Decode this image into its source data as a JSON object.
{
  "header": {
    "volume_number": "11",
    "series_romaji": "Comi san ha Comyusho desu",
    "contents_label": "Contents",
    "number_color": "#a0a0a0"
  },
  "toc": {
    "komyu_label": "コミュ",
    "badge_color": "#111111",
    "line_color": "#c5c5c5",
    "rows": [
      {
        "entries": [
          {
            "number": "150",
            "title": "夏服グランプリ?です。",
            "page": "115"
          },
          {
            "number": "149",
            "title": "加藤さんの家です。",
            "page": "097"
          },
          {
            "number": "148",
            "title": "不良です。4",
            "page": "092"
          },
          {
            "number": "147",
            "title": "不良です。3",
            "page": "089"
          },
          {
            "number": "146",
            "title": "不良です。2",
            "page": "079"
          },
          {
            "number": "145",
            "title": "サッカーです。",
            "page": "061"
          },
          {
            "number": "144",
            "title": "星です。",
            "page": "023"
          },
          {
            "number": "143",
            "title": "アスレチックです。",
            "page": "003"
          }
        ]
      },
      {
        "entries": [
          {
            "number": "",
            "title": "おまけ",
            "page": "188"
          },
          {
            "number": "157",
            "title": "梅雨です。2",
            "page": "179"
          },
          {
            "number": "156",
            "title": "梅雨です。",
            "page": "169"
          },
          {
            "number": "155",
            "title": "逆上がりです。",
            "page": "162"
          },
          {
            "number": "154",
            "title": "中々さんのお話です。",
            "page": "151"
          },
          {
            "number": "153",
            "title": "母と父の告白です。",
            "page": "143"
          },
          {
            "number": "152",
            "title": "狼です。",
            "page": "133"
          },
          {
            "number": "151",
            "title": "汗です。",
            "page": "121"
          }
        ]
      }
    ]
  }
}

● SET PROBLEM
Using the data above, reproduce every line exactly.

● ANSWER TO THE EXERCISE
Decode this image into its source data as a JSON object.
{
  "header": {
    "volume_number": "11",
    "series_romaji": "Comi san ha Comyusho desu",
    "contents_label": "Contents",
    "number_color": "#a0a0a0"
  },
  "toc": {
    "komyu_label": "コミュ",
    "badge_color": "#111111",
    "line_color": "#c5c5c5",
    "rows": [
      {
        "entries": [
          {
            "number": "150",
            "title": "夏服グランプリ?です。",
            "page": "115"
          },
          {
            "number": "149",
            "title": "加藤さんの家です。",
            "page": "097"
          },
          {
            "number": "148",
            "title": "不良です。4",
            "page": "092"
          },
          {
            "number": "147",
            "title": "不良です。3",
            "page": "089"
          },
          {
            "number": "146",
            "title": "不良です。2",
            "page": "079"
          },
          {
            "number": "145",
            "title": "サッカーです。",
            "page": "061"
          },
          {
            "number": "144",
            "title": "星です。",
            "page": "023"
          },
          {
            "number": "143",
            "title": "アスレチックです。",
            "page": "003"
          }
        ]
      },
      {
        "entries": [
          {
            "number": "",
            "title": "おまけ",
            "page": "188"
          },
          {
            "number": "157",
            "title": "梅雨です。2",
            "page": "179"
          },
          {
            "number": "156",
            "title": "梅雨です。",
            "page": "169"
          },
          {
            "number": "155",
            "title": "逆上がりです。",
            "page": "162"
          },
          {
            "number": "154",
            "title": "中々さんのお話です。",
            "page": "151"
          },
          {
            "number": "153",
            "title": "母と父の告白です。",
            "page": "143"
          },
          {
            "number": "152",
            "title": "狼です。",
            "page": "133"
          },
          {
            "number": "151",
            "title": "汗です。",
            "page": "121"
          }
        ]
      }
    ]
  }
}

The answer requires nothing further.